◆ What is expected:
In the entries below, every line with the string "marinated" is to be reported.

____

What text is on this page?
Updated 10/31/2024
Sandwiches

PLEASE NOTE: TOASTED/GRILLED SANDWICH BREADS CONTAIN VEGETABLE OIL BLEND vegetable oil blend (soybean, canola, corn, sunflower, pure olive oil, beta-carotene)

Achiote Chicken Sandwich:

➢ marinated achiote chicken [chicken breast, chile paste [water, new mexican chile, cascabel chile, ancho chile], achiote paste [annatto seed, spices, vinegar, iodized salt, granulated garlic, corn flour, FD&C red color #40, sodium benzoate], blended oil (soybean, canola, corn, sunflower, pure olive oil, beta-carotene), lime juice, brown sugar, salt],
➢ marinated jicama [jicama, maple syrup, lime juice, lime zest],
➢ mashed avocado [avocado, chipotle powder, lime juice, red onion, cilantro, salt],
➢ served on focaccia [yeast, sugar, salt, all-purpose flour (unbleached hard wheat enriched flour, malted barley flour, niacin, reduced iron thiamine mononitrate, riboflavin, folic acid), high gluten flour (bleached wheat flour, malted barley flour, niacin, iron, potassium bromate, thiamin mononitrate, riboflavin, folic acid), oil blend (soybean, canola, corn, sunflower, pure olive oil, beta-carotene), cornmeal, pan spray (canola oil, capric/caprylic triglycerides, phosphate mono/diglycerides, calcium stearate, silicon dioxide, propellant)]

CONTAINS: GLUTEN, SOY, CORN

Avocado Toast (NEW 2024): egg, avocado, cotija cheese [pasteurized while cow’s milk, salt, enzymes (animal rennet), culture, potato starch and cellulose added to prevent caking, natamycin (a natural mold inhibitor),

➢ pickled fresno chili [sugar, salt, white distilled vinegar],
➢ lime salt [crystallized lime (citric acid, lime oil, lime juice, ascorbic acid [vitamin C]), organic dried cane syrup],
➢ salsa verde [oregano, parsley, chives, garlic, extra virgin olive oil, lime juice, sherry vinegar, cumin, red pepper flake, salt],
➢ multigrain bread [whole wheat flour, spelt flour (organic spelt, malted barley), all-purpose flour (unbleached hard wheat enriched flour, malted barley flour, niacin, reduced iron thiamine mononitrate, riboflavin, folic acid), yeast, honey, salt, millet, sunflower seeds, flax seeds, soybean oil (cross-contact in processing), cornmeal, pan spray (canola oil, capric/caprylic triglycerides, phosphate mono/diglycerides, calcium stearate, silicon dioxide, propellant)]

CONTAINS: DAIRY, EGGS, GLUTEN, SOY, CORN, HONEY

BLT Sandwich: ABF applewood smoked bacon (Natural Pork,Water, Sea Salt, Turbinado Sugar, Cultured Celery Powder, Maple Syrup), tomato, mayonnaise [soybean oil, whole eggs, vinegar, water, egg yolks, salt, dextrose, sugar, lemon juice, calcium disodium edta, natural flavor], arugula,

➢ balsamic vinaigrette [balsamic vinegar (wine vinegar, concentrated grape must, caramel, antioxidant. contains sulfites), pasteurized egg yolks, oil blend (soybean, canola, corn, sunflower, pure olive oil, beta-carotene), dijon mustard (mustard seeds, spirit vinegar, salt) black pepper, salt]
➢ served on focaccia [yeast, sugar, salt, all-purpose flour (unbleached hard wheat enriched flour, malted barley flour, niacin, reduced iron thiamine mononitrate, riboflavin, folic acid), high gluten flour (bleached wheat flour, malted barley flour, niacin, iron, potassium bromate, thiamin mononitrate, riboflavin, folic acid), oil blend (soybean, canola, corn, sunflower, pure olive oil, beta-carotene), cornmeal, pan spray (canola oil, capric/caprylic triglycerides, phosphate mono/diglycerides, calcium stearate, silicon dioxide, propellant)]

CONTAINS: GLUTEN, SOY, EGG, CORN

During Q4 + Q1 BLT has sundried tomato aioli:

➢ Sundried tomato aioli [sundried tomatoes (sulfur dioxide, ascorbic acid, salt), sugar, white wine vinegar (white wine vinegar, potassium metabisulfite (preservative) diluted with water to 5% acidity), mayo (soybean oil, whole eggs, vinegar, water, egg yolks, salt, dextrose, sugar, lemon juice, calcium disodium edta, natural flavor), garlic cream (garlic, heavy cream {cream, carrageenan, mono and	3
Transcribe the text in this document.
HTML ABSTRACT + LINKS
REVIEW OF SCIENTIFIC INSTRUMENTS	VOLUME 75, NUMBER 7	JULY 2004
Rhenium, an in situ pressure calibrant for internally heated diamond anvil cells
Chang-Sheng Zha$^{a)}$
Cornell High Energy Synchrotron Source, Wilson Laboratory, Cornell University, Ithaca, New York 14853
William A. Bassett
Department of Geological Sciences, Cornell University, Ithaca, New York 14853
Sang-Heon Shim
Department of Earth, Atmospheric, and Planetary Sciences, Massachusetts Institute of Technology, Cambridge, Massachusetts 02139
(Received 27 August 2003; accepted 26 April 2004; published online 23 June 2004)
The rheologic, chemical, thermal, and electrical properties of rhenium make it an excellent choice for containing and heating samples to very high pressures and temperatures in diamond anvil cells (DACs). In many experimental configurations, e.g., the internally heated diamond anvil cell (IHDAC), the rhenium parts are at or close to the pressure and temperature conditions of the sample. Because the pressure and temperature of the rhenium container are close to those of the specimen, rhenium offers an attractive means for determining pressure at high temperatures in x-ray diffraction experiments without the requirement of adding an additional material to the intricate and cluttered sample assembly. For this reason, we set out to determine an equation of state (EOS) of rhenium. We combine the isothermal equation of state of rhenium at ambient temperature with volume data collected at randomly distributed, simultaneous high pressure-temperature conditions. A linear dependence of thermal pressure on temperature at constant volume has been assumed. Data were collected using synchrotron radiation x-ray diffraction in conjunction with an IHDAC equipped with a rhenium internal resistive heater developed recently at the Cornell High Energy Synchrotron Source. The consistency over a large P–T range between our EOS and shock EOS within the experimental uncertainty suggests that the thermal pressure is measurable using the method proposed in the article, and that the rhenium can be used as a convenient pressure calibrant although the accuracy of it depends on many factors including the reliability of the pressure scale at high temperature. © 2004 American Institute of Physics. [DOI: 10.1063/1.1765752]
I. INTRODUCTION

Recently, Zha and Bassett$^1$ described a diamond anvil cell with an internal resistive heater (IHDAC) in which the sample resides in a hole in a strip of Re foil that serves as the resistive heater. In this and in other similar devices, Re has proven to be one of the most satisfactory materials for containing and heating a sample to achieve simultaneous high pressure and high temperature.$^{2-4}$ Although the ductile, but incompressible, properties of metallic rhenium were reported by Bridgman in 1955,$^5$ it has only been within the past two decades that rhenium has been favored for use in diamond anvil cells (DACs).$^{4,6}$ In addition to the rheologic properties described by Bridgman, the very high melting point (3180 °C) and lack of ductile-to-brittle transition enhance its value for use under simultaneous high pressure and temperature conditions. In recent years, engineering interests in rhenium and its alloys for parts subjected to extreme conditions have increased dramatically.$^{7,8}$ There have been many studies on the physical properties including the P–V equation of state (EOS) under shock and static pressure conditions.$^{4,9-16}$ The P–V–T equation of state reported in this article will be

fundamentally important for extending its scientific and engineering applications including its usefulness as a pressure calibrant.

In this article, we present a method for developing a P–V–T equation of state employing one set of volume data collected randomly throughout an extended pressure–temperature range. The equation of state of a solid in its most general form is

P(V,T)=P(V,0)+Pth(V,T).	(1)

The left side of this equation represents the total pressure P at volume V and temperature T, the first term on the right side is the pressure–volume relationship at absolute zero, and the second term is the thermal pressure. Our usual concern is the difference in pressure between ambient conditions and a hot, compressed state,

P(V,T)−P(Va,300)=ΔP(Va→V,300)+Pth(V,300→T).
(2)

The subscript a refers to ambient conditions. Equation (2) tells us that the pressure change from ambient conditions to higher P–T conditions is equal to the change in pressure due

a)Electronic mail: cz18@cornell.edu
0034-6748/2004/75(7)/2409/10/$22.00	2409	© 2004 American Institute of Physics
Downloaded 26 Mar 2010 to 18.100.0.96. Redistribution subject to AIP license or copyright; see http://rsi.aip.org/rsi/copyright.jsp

____

◆ Answer section:
➢ marinated achiote chicken [chicken breast, chile paste [water, new mexican chile, cascabel chile, ancho chile], achiote paste [annatto seed, spices, vinegar, iodized salt, granulated garlic, corn flour, FD&C red color #40, sodium benzoate], blended oil (soybean, canola, corn, sunflower, pure olive oil, beta-carotene), lime juice, brown sugar, salt],
➢ marinated jicama [jicama, maple syrup, lime juice, lime zest],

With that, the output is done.